→ **Material to process**
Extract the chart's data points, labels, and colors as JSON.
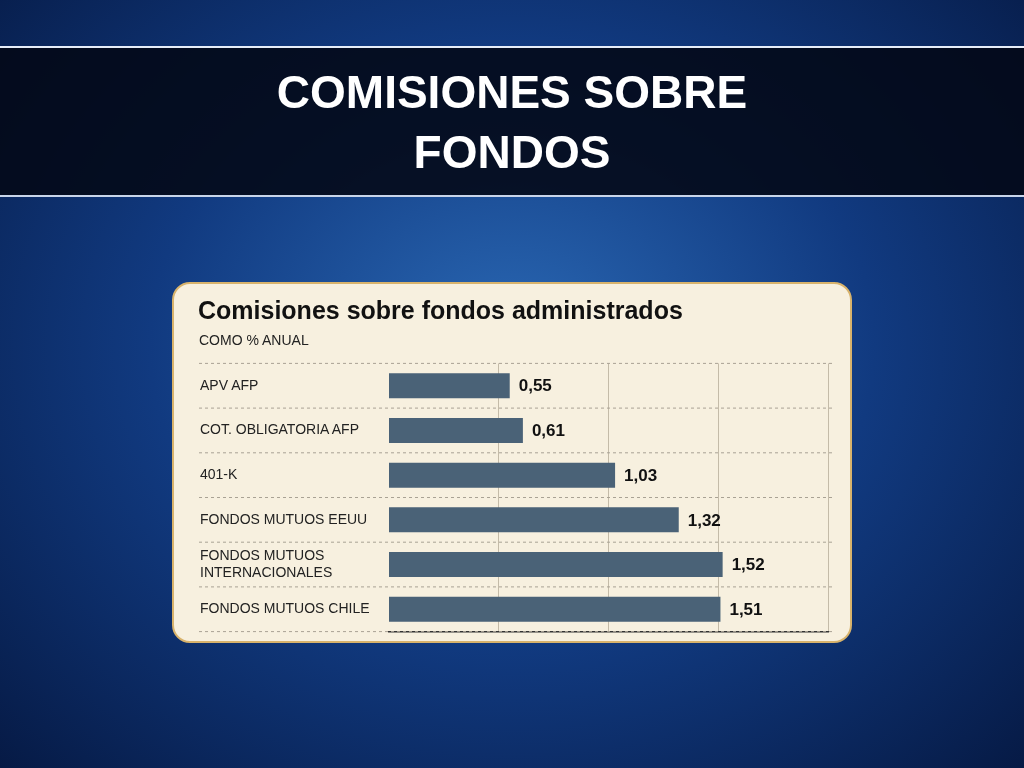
{
  "chart_data": {
    "type": "bar",
    "orientation": "horizontal",
    "title": "COMISIONES SOBRE FONDOS",
    "subtitle": "Comisiones sobre fondos administrados",
    "annotations": [
      "COMO % ANUAL"
    ],
    "categories": [
      "APV AFP",
      "COT. OBLIGATORIA AFP",
      "401-K",
      "FONDOS MUTUOS EEUU",
      "FONDOS MUTUOS INTERNACIONALES",
      "FONDOS MUTUOS CHILE"
    ],
    "values": [
      0.55,
      0.61,
      1.03,
      1.32,
      1.52,
      1.51
    ],
    "value_labels": [
      "0,55",
      "0,61",
      "1,03",
      "1,32",
      "1,52",
      "1,51"
    ],
    "color": "#4a6277",
    "xlim": [
      0,
      2
    ],
    "xticks": [
      {
        "value": 0.5,
        "label": null
      },
      {
        "value": 1,
        "label": null
      },
      {
        "value": 1.5,
        "label": null
      },
      {
        "value": 2,
        "label": null
      }
    ],
    "grid": true,
    "tick_labels": "y"
  }
}
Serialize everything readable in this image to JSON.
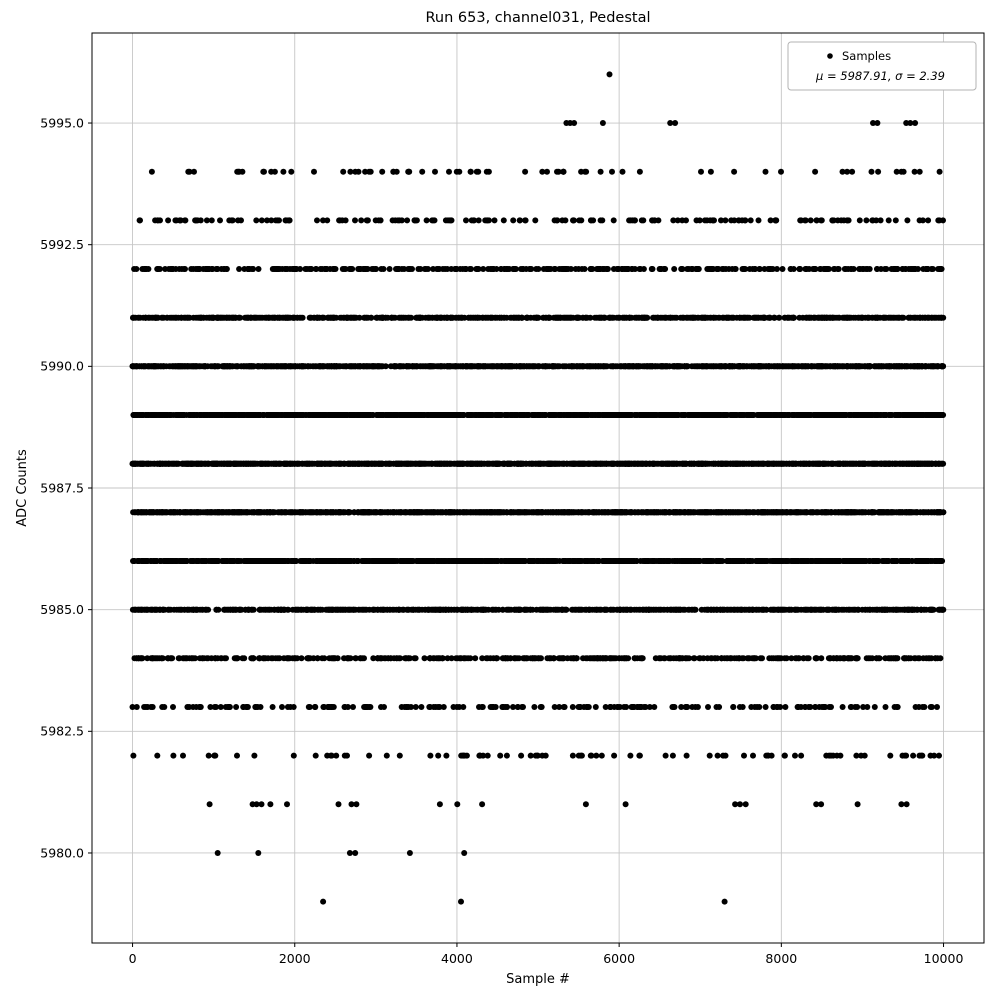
{
  "chart_data": {
    "type": "scatter",
    "title": "Run 653, channel031, Pedestal",
    "xlabel": "Sample #",
    "ylabel": "ADC Counts",
    "xlim": [
      -500,
      10499
    ],
    "ylim": [
      5978.15,
      5996.85
    ],
    "xticks": [
      {
        "value": 0,
        "label": "0"
      },
      {
        "value": 2000,
        "label": "2000"
      },
      {
        "value": 4000,
        "label": "4000"
      },
      {
        "value": 6000,
        "label": "6000"
      },
      {
        "value": 8000,
        "label": "8000"
      },
      {
        "value": 10000,
        "label": "10000"
      }
    ],
    "yticks": [
      {
        "value": 5980.0,
        "label": "5980.0"
      },
      {
        "value": 5982.5,
        "label": "5982.5"
      },
      {
        "value": 5985.0,
        "label": "5985.0"
      },
      {
        "value": 5987.5,
        "label": "5987.5"
      },
      {
        "value": 5990.0,
        "label": "5990.0"
      },
      {
        "value": 5992.5,
        "label": "5992.5"
      },
      {
        "value": 5995.0,
        "label": "5995.0"
      }
    ],
    "grid": true,
    "grid_color": "#c6c6c6",
    "marker_color": "#000000",
    "marker_size": 3,
    "legend": {
      "position": "upper right",
      "sample_label": "Samples",
      "stats_label": "μ = 5987.91, σ = 2.39"
    },
    "stats": {
      "mu": 5987.91,
      "sigma": 2.39,
      "n_samples": 10000
    },
    "x_range_of_samples": [
      0,
      9999
    ],
    "levels": [
      {
        "adc": 5996,
        "x": [
          5881
        ]
      },
      {
        "adc": 5995,
        "x": [
          5350,
          5395,
          5445,
          5800,
          6630,
          6690,
          9130,
          9185,
          9540,
          9590,
          9650
        ]
      },
      {
        "adc": 5994,
        "count": 72
      },
      {
        "adc": 5993,
        "count": 180
      },
      {
        "adc": 5992,
        "count": 390
      },
      {
        "adc": 5991,
        "count": 730
      },
      {
        "adc": 5990,
        "count": 1120
      },
      {
        "adc": 5989,
        "count": 1480
      },
      {
        "adc": 5988,
        "count": 1650
      },
      {
        "adc": 5987,
        "count": 1540
      },
      {
        "adc": 5986,
        "count": 1210
      },
      {
        "adc": 5985,
        "count": 800
      },
      {
        "adc": 5984,
        "count": 450
      },
      {
        "adc": 5983,
        "count": 210
      },
      {
        "adc": 5982,
        "count": 92
      },
      {
        "adc": 5981,
        "x": [
          950,
          1480,
          1530,
          1590,
          1700,
          1905,
          2540,
          2700,
          2760,
          3790,
          4005,
          4310,
          5590,
          6080,
          7430,
          7490,
          7560,
          8430,
          8490,
          8940,
          9480,
          9545
        ]
      },
      {
        "adc": 5980,
        "x": [
          1050,
          1550,
          2680,
          2745,
          3420,
          4090
        ]
      },
      {
        "adc": 5979,
        "x": [
          2350,
          4050,
          7300
        ]
      }
    ]
  }
}
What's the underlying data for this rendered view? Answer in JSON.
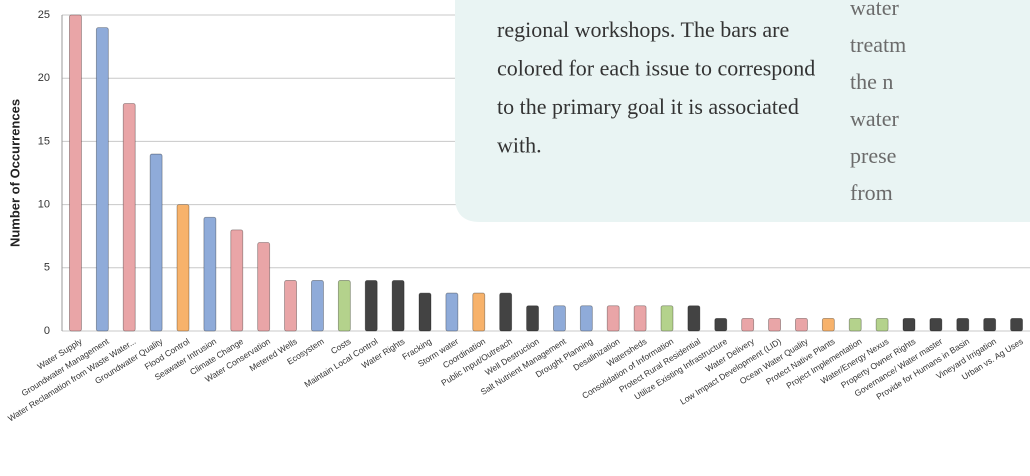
{
  "chart_data": {
    "type": "bar",
    "y_axis_label": "Number of Occurrences",
    "categories": [
      "Water Supply",
      "Groundwater Management",
      "Water Reclamation from Waste Water...",
      "Groundwater Quality",
      "Flood Control",
      "Seawater Intrusion",
      "Climate Change",
      "Water Conservation",
      "Metered Wells",
      "Ecosystem",
      "Costs",
      "Maintain Local Control",
      "Water Rights",
      "Fracking",
      "Storm water",
      "Coordination",
      "Public Input/Outreach",
      "Well Destruction",
      "Salt Nutrient Management",
      "Drought Planning",
      "Desalinization",
      "Watersheds",
      "Consolidation of Information",
      "Protect Rural Residential",
      "Utilize Existing Infrastructure",
      "Water Delivery",
      "Low Impact Development (LID)",
      "Ocean Water Quality",
      "Protect Native Plants",
      "Project Implementation",
      "Water/Energy Nexus",
      "Property Owner Rights",
      "Governance/  Water master",
      "Provide for Humans in Basin",
      "Vineyard Irrigation",
      "Urban vs. Ag Uses"
    ],
    "values": [
      25,
      24,
      18,
      14,
      10,
      9,
      8,
      7,
      4,
      4,
      4,
      4,
      4,
      3,
      3,
      3,
      3,
      2,
      2,
      2,
      2,
      2,
      2,
      2,
      1,
      1,
      1,
      1,
      1,
      1,
      1,
      1,
      1,
      1,
      1,
      1
    ],
    "colors": [
      "#e9a5a7",
      "#8fabd9",
      "#e9a5a7",
      "#8fabd9",
      "#f7b26b",
      "#8fabd9",
      "#e9a5a7",
      "#e9a5a7",
      "#e9a5a7",
      "#8fabd9",
      "#b4d28c",
      "#434343",
      "#434343",
      "#434343",
      "#8fabd9",
      "#f7b26b",
      "#434343",
      "#434343",
      "#8fabd9",
      "#8fabd9",
      "#e9a5a7",
      "#e9a5a7",
      "#b4d28c",
      "#434343",
      "#434343",
      "#e9a5a7",
      "#e9a5a7",
      "#e9a5a7",
      "#f7b26b",
      "#b4d28c",
      "#b4d28c",
      "#434343",
      "#434343",
      "#434343",
      "#434343",
      "#434343"
    ],
    "ylim": [
      0,
      25
    ],
    "yticks": [
      0,
      5,
      10,
      15,
      20,
      25
    ],
    "grid": true
  },
  "text_box": {
    "lines": [
      "regional workshops.  The bars are",
      "colored for each issue to correspond",
      "to the primary goal it is associated",
      "with."
    ]
  },
  "side_text": {
    "lines": [
      "water",
      "treatm",
      "the n",
      "water",
      "prese",
      "from"
    ]
  }
}
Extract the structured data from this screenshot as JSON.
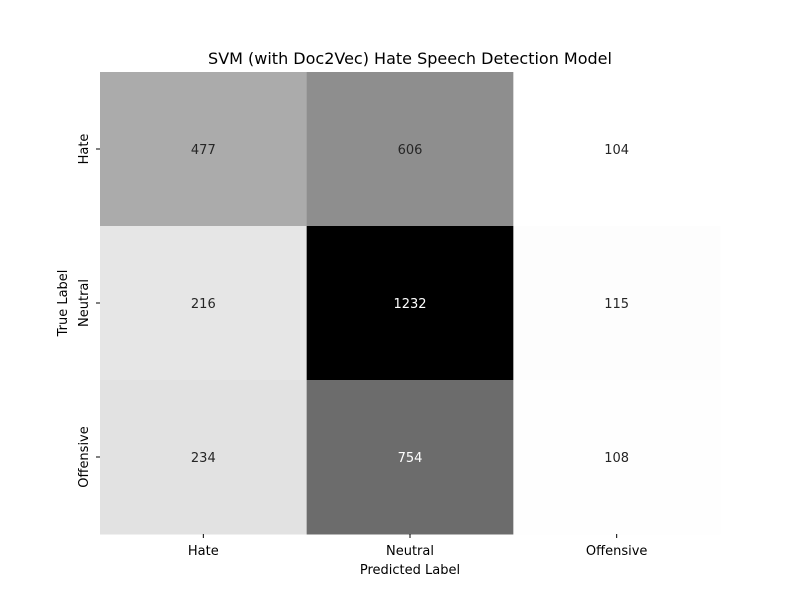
{
  "chart_data": {
    "type": "heatmap",
    "title": "SVM (with Doc2Vec) Hate Speech Detection Model",
    "xlabel": "Predicted Label",
    "ylabel": "True Label",
    "x_categories": [
      "Hate",
      "Neutral",
      "Offensive"
    ],
    "y_categories": [
      "Hate",
      "Neutral",
      "Offensive"
    ],
    "values": [
      [
        477,
        606,
        104
      ],
      [
        216,
        1232,
        115
      ],
      [
        234,
        754,
        108
      ]
    ],
    "colormap": "grays (low = white, high = black)",
    "value_range": [
      104,
      1232
    ],
    "colorbar": false,
    "grid": false
  }
}
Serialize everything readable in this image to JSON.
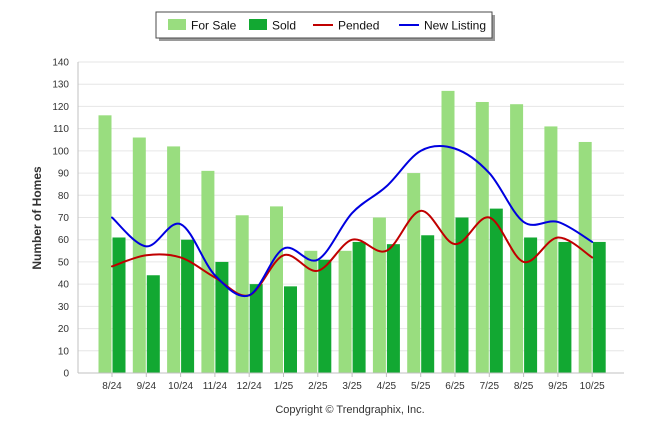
{
  "chart_data": {
    "type": "bar",
    "title": "",
    "xlabel": "",
    "ylabel": "Number of Homes",
    "ylim": [
      0,
      140
    ],
    "ytick_step": 10,
    "categories": [
      "8/24",
      "9/24",
      "10/24",
      "11/24",
      "12/24",
      "1/25",
      "2/25",
      "3/25",
      "4/25",
      "5/25",
      "6/25",
      "7/25",
      "8/25",
      "9/25",
      "10/25"
    ],
    "series": [
      {
        "name": "For Sale",
        "kind": "bar",
        "color": "#99dd7f",
        "values": [
          116,
          106,
          102,
          91,
          71,
          75,
          55,
          55,
          70,
          90,
          127,
          122,
          121,
          111,
          104
        ]
      },
      {
        "name": "Sold",
        "kind": "bar",
        "color": "#12a832",
        "values": [
          61,
          44,
          60,
          50,
          40,
          39,
          51,
          59,
          58,
          62,
          70,
          74,
          61,
          59,
          59
        ]
      },
      {
        "name": "Pended",
        "kind": "line",
        "color": "#c00000",
        "values": [
          48,
          53,
          52,
          43,
          35,
          53,
          46,
          60,
          55,
          73,
          58,
          70,
          50,
          61,
          52
        ]
      },
      {
        "name": "New Listing",
        "kind": "line",
        "color": "#0000e0",
        "values": [
          70,
          57,
          67,
          44,
          35,
          56,
          51,
          72,
          84,
          100,
          101,
          90,
          68,
          68,
          59
        ]
      }
    ],
    "legend_position": "top-center",
    "grid": true
  },
  "footer": {
    "copyright": "Copyright © Trendgraphix, Inc."
  }
}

→ **Challenge**
List each line holding the string "Rights".

→ **Task result**
      "Water Rights",
      "Property Owner Rights",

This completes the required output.